>> Begin

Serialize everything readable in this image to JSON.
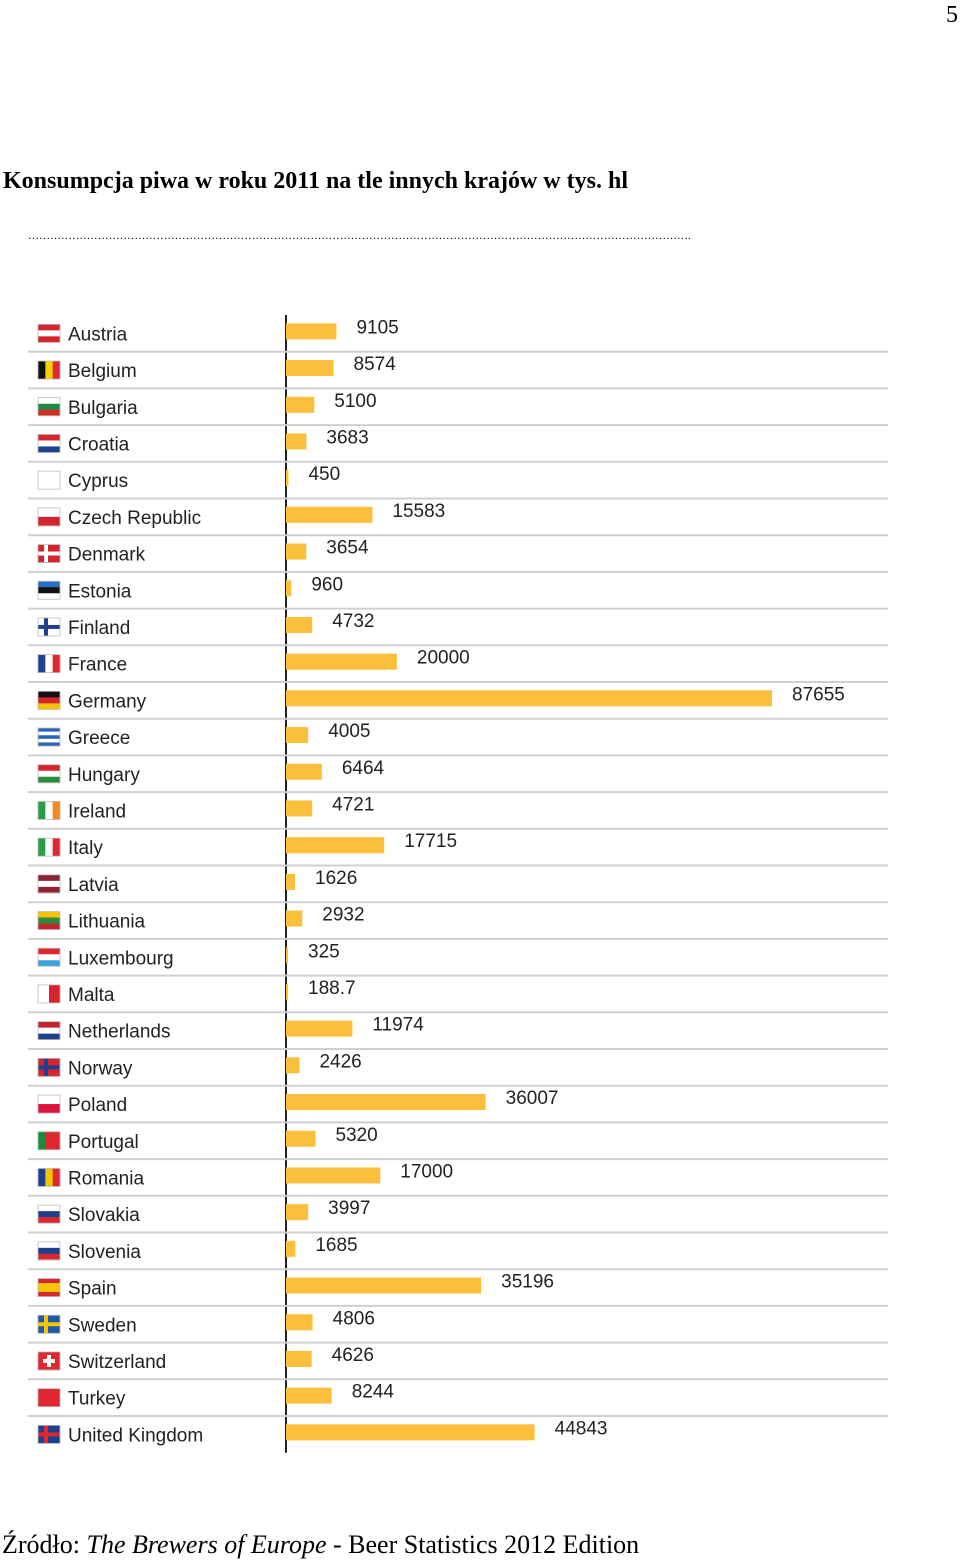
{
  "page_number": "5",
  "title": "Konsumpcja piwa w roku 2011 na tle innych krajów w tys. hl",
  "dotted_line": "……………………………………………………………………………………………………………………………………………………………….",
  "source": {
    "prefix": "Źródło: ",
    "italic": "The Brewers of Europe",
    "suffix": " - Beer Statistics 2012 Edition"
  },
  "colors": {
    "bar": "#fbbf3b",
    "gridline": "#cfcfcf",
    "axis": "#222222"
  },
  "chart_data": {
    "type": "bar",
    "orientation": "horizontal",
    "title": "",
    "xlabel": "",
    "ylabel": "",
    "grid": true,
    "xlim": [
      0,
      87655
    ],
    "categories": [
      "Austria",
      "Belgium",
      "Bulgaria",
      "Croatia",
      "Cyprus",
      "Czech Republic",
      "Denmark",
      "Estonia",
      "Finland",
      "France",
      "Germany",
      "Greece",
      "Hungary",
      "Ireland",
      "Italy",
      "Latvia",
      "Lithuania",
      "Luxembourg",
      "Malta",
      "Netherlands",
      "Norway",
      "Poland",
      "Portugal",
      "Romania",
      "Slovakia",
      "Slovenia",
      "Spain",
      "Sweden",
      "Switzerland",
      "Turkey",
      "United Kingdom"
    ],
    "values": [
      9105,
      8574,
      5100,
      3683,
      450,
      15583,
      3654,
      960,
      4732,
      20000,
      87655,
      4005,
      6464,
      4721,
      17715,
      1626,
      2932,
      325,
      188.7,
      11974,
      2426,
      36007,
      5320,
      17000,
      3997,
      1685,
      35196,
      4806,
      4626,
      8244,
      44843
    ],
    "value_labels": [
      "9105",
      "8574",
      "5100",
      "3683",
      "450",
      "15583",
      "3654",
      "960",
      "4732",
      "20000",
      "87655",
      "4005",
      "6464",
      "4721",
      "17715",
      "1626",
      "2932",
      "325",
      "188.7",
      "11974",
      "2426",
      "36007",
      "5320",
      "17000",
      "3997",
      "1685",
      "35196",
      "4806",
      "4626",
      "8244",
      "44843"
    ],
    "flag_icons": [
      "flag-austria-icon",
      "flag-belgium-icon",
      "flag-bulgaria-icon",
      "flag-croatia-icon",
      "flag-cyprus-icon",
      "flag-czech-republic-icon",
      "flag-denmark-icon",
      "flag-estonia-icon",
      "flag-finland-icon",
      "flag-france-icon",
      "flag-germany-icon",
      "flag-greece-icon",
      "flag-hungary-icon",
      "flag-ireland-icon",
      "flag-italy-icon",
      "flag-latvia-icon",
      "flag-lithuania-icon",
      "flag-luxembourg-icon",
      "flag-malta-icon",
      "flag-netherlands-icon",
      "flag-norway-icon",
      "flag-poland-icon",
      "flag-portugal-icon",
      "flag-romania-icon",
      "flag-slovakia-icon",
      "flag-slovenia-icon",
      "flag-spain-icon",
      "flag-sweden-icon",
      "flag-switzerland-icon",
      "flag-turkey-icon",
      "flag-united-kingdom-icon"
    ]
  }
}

>> End

» **TASK REQUIREMENTS**: Go through the records above and copy every line with the word "title".

» **OUTPUT OF THE TASK**:
  "title": "Konsumpcja piwa w roku 2011 na tle innych krajów w tys. hl",
    "title": "",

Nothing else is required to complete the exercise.